● Given exercise: Extract the complete listing and repeat it word for word.

Extracted records
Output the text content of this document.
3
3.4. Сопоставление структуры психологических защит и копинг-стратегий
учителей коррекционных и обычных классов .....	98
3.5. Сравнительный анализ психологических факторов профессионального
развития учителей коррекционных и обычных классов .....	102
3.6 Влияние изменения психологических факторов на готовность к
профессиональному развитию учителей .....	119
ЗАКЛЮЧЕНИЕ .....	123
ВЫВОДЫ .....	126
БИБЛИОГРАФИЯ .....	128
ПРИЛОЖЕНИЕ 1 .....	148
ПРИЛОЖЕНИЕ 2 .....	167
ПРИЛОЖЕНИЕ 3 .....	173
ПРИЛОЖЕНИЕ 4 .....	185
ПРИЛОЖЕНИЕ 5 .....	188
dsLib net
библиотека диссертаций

● Problem solution:
Output the text content of this document.
3
3.4. Сопоставление структуры психологических защит и копинг-стратегий
учителей коррекционных и обычных классов .....	98
3.5. Сравнительный анализ психологических факторов профессионального
развития учителей коррекционных и обычных классов .....	102
3.6 Влияние изменения психологических факторов на готовность к
профессиональному развитию учителей .....	119
ЗАКЛЮЧЕНИЕ .....	123
ВЫВОДЫ .....	126
БИБЛИОГРАФИЯ .....	128
ПРИЛОЖЕНИЕ 1 .....	148
ПРИЛОЖЕНИЕ 2 .....	167
ПРИЛОЖЕНИЕ 3 .....	173
ПРИЛОЖЕНИЕ 4 .....	185
ПРИЛОЖЕНИЕ 5 .....	188
dsLib net
библиотека диссертаций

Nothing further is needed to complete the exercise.